Stored data entries
·····

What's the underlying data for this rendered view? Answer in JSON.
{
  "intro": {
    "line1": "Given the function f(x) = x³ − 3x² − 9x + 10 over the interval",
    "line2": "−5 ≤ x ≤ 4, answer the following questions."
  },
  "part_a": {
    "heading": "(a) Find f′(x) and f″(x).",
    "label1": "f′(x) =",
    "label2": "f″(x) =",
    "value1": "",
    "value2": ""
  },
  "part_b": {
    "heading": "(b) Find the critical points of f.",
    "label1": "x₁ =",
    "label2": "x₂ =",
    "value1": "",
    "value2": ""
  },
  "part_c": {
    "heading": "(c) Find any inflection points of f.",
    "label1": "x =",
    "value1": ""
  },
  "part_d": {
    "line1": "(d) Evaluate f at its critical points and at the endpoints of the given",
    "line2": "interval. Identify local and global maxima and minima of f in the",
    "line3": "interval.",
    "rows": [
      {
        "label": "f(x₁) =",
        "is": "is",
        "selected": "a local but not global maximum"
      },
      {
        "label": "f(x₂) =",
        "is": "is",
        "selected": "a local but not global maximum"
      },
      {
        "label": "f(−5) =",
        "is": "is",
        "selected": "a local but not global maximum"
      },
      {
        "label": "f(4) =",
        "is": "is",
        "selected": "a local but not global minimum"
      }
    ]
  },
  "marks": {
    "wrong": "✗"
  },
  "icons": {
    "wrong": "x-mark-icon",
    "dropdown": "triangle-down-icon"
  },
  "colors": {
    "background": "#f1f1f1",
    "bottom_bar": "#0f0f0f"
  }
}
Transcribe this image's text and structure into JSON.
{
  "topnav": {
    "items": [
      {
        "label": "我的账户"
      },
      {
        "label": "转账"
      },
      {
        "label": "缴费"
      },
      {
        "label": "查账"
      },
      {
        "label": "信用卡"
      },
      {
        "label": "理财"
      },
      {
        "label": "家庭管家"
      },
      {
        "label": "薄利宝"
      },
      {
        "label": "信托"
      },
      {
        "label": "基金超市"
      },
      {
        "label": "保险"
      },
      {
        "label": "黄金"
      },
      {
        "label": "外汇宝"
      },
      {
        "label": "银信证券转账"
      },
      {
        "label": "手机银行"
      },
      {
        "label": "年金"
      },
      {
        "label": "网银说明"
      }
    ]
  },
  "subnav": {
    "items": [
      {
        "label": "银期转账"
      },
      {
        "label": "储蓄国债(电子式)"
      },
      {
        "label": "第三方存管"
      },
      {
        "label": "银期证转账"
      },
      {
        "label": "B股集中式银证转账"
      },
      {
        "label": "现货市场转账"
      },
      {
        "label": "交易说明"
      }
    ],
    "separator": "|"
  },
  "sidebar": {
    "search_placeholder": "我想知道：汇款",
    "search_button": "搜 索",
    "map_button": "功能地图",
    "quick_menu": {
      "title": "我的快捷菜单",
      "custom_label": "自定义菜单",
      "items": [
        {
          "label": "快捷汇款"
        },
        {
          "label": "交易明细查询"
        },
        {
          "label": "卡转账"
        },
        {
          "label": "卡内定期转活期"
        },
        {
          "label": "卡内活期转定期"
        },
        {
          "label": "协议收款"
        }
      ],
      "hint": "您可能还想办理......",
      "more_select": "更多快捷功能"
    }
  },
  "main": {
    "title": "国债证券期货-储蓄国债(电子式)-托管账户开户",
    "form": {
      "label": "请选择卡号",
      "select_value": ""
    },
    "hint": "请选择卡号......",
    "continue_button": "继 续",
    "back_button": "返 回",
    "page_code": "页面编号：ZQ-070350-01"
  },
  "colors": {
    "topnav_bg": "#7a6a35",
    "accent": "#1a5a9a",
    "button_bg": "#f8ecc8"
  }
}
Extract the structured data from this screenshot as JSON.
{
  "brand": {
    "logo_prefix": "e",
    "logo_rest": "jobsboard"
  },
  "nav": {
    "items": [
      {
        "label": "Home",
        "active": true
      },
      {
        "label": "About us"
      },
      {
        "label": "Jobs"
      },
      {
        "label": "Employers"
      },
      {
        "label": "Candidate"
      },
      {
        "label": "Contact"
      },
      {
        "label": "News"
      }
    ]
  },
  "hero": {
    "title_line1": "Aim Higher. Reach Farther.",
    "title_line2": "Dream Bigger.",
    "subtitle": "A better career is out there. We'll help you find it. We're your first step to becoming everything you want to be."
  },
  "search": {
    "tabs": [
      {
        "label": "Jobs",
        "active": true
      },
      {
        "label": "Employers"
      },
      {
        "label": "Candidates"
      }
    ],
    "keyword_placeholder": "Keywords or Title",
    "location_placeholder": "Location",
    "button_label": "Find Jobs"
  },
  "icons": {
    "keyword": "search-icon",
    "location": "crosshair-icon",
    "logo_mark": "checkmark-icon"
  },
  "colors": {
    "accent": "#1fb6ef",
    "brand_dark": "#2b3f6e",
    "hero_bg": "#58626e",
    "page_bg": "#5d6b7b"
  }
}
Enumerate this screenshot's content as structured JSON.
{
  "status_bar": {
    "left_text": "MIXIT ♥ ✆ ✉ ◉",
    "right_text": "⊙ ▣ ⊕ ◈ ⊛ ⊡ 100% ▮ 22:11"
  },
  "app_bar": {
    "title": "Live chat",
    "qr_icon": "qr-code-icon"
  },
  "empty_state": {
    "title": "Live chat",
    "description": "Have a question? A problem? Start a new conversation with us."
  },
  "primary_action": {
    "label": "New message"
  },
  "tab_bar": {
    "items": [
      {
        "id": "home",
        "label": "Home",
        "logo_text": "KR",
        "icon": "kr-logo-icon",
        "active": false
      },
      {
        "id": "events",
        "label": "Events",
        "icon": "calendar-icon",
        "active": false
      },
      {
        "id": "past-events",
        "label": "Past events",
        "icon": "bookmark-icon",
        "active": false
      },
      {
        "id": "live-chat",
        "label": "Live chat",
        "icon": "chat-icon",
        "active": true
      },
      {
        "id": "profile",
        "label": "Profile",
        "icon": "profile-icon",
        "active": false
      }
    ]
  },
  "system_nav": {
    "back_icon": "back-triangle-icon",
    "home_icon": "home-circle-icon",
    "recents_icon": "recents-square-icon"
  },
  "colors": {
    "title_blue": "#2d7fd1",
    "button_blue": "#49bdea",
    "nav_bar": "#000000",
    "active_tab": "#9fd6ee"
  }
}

·····

Objective -
Pick out each line containing the string "heading" and copy it.

Output -
    "heading": "(a) Find f′(x) and f″(x).",
    "heading": "(b) Find the critical points of f.",
    "heading": "(c) Find any inflection points of f.",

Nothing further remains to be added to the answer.